#### Task 1:
Rewrite the piece on Ian Thorpe from "His new book" through "a latest trend.", substituting "bestseller list" for "Best Seller list".
#### Task 2:
Resume the piece on Ian Thorpe after its final sentence.

#### Selection:
:::
Ian Thorpe released a new book on his life in October. Does anyone care?
In 2012, at 29 years old, Thorpe failed to make the Australian Olympic Team. A thorough biography of his life and career was completed in 2004 by Greg Hunter, so what’s left to learn?
Is the fact that only one-hundredth of a second at the height of the ‘plastic suit era’ all that separates the Thorpedo from retaining the oldest long course world record in the books enticing enough to take another look at him? You might consider that he did lower the world record five times in the 400-meter freestyle (long course) and then years later his 3:40.08 400-meter freestyle from 2002 the second fastest swim of all time.
His new book has not climbed the New York Times Best Seller list, but unless you just won eight gold medals at the Olympics it’s unlikely a swimming book will. Swimming coaches, swimmers and parents often tend to see the latest trend and leap to it, and Ian Thorpe is not a latest trend.
:::
#### Listed records:
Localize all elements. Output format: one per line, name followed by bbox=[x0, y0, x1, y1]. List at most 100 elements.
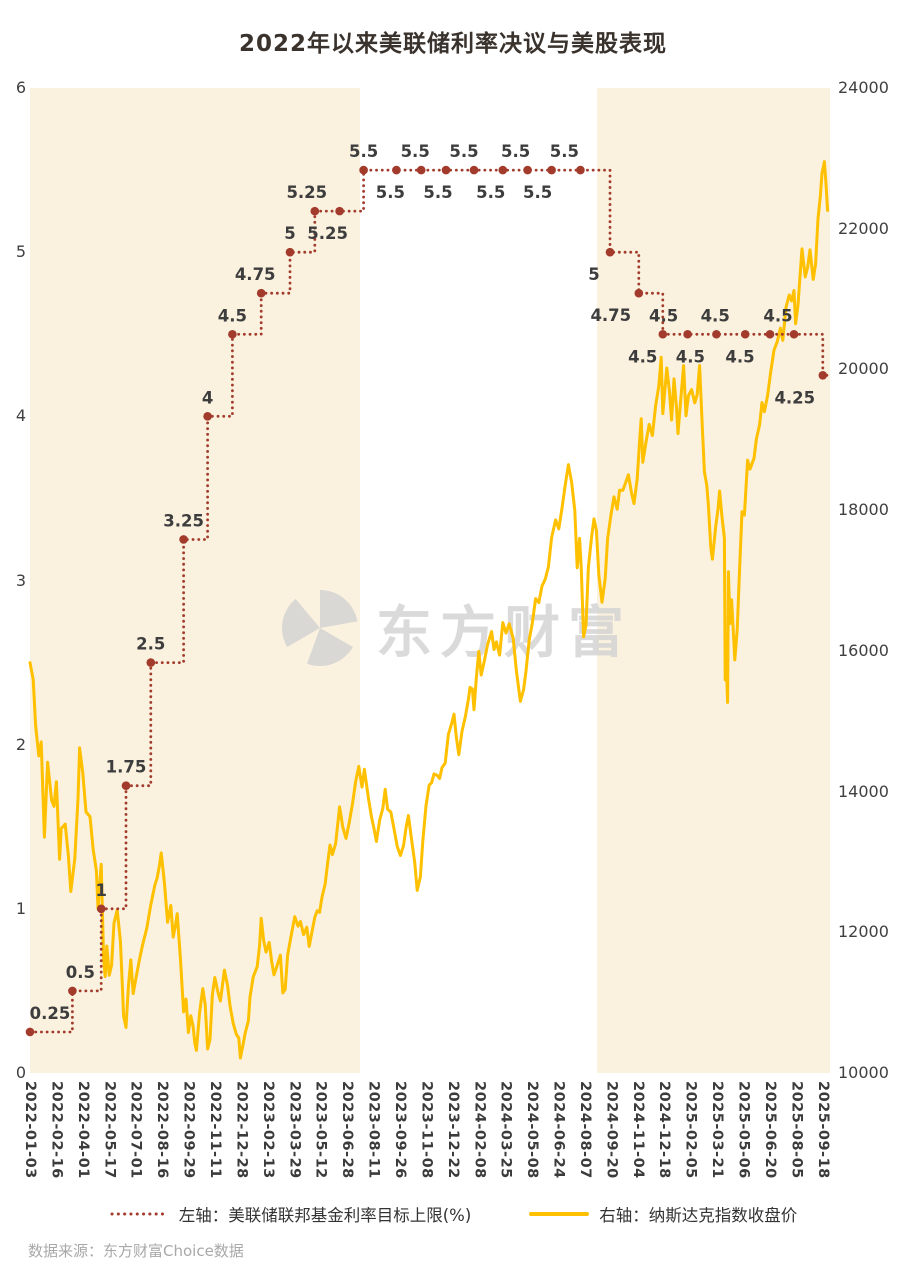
:::
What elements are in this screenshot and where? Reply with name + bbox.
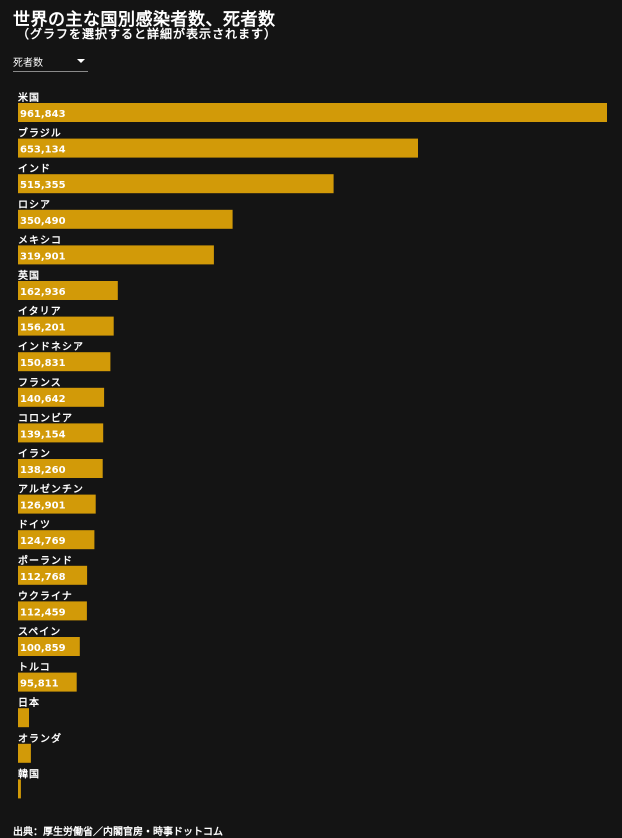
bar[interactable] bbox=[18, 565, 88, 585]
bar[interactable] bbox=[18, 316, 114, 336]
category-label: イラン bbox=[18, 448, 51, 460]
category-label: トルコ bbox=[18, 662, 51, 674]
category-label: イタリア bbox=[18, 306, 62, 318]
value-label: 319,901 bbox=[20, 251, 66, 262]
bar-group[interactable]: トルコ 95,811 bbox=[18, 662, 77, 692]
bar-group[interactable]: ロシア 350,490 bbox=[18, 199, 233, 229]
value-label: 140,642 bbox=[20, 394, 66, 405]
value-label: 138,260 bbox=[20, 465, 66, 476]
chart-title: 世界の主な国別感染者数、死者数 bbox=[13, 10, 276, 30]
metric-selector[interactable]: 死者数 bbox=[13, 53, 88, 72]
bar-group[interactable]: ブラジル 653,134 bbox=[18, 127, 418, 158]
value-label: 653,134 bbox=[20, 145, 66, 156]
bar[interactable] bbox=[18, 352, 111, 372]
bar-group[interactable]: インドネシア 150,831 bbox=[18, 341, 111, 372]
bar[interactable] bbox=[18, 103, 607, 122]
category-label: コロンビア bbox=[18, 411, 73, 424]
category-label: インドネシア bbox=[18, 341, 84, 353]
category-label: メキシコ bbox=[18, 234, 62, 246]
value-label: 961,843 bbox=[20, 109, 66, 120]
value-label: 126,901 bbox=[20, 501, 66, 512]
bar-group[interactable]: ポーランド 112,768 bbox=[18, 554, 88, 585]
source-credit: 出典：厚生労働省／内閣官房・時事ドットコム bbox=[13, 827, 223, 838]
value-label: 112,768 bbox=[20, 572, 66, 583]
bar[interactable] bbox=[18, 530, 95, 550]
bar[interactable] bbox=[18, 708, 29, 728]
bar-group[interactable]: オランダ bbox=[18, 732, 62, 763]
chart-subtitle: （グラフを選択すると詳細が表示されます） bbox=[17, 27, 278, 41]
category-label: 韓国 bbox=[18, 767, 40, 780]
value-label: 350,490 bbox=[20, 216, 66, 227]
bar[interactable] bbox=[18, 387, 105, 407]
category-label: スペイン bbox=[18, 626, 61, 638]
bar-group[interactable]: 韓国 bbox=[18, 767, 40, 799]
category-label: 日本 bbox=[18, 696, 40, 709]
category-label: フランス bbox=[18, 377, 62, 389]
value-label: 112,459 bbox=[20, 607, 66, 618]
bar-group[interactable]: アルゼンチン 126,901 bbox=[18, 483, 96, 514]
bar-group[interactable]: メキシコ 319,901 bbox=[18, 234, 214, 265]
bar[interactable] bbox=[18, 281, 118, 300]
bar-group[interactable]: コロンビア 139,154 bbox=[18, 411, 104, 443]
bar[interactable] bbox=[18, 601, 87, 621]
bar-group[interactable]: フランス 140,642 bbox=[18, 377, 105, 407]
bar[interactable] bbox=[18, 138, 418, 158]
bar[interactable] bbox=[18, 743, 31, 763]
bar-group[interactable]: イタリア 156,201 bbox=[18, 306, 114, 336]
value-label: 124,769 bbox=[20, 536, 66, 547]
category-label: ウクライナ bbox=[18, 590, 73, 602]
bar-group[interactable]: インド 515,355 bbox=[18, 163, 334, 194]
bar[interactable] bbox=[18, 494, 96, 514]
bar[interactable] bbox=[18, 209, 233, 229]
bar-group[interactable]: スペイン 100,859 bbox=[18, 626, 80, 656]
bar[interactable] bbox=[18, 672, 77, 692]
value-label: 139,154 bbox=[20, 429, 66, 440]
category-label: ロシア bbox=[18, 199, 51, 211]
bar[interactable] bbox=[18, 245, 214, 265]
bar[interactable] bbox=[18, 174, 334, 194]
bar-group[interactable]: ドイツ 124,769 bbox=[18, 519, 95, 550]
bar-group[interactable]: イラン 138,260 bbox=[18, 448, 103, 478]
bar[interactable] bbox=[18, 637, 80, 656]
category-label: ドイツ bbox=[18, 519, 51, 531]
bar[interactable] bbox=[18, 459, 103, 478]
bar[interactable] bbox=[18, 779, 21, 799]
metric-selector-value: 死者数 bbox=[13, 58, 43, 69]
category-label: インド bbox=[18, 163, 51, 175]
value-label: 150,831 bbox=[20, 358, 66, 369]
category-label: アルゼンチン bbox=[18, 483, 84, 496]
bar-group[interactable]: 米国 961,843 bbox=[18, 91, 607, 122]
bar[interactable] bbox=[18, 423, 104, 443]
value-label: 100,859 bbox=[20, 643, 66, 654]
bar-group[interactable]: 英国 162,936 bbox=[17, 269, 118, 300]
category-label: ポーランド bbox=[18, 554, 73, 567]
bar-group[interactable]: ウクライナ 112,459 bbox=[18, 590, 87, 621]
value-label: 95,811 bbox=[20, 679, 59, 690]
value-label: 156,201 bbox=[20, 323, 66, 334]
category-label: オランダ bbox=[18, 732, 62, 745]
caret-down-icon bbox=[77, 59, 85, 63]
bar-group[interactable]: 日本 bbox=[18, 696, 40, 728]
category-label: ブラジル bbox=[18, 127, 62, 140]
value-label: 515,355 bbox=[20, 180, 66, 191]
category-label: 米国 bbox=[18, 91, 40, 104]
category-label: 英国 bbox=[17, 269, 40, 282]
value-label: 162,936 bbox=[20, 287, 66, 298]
:::
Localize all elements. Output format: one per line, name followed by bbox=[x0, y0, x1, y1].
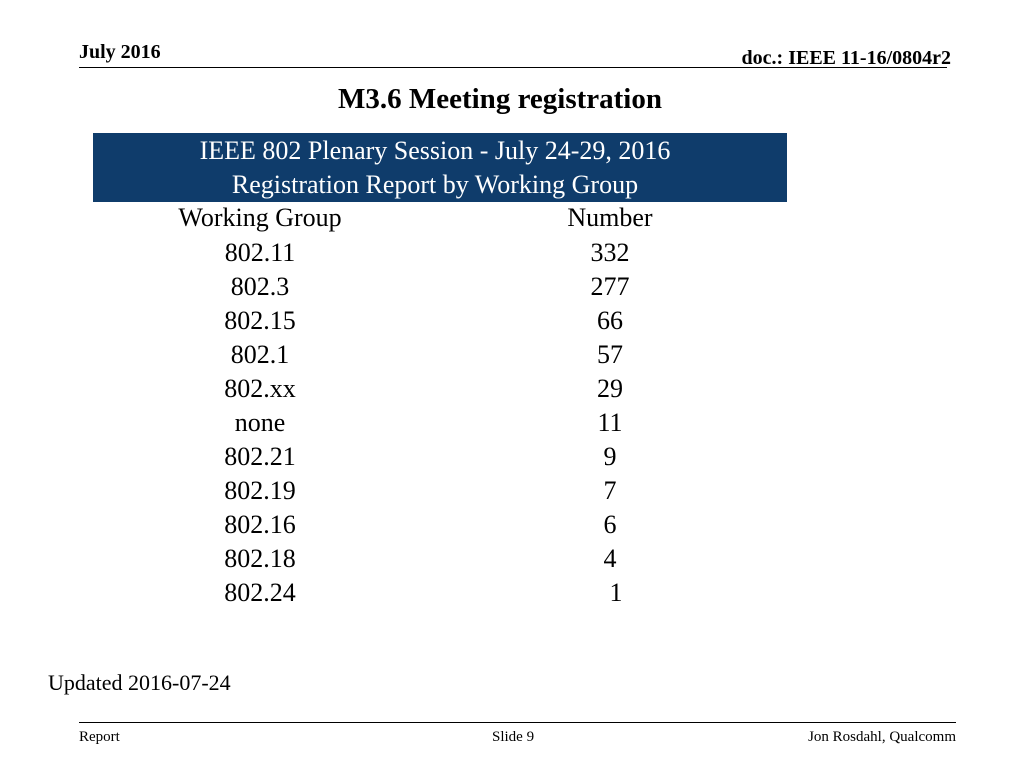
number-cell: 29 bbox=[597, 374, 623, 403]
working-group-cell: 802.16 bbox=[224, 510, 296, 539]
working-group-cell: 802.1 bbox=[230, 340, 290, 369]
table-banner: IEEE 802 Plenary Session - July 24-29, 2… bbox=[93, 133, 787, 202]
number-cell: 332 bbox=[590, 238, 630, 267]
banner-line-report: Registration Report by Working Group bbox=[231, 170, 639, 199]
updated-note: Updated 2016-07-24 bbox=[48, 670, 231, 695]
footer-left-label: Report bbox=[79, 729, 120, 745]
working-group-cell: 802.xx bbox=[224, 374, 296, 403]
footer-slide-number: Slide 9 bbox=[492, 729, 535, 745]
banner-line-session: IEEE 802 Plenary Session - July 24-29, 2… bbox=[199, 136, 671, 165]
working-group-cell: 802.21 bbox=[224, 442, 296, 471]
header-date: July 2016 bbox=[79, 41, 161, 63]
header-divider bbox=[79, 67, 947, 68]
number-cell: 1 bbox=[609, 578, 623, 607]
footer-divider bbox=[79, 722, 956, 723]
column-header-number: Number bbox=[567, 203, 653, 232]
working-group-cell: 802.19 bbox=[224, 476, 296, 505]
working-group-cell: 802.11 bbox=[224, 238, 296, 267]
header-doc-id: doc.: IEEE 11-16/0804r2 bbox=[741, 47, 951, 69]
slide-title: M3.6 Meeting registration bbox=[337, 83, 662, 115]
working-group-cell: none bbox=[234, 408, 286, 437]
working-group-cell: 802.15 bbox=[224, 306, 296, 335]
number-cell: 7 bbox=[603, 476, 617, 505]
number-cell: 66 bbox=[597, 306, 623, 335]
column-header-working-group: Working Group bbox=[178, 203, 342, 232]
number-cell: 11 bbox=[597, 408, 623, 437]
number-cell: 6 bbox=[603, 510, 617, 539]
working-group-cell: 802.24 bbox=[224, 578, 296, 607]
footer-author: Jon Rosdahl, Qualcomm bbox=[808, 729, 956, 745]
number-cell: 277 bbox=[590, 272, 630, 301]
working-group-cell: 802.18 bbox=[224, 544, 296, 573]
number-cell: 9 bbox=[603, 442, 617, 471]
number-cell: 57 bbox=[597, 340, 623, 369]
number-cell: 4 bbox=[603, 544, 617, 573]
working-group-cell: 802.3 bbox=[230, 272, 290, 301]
:::
#### Final result 1:
His new book has not climbed the New York Times bestseller list, but unless you just won eight gold medals at the Olympics it’s unlikely a swimming book will. Swimming coaches, swimmers and parents often tend to see the latest trend and leap to it, and Ian Thorpe is not a latest trend.

#### Final result 2:
USA Olympic Coach Eddie Reese tells a story about trends when he was growing up swimming on the east coast of Florida. Everyone was hearing about a new way to swim backstroke with a bent arm. A fast local swimmer bent his arm on the recovery, so all over the Daytona Beach area coaches taught their swimmers to bend their arms over their heads on their recovery, hoping to gain the advantage of this new, allegedly improved style. Then, they learned the bent arm was really effective when it was underwater not on the recovery. Whoops!
History─even recent history─gives us lessons to learn from so we can make better choices today. Parents, coaches and swimmers all have much to learn from history and most certainly from the career of Ian Thorpe, although possibly not over 300 pages.
Like Michael Phelps, Ian had an older sister that was a great swimmer. Christina Thorpe was a world class distance swimmer, a great training partner for Ian growing up and helped mold the family life around being consistent attending practice and concentrating on swimming.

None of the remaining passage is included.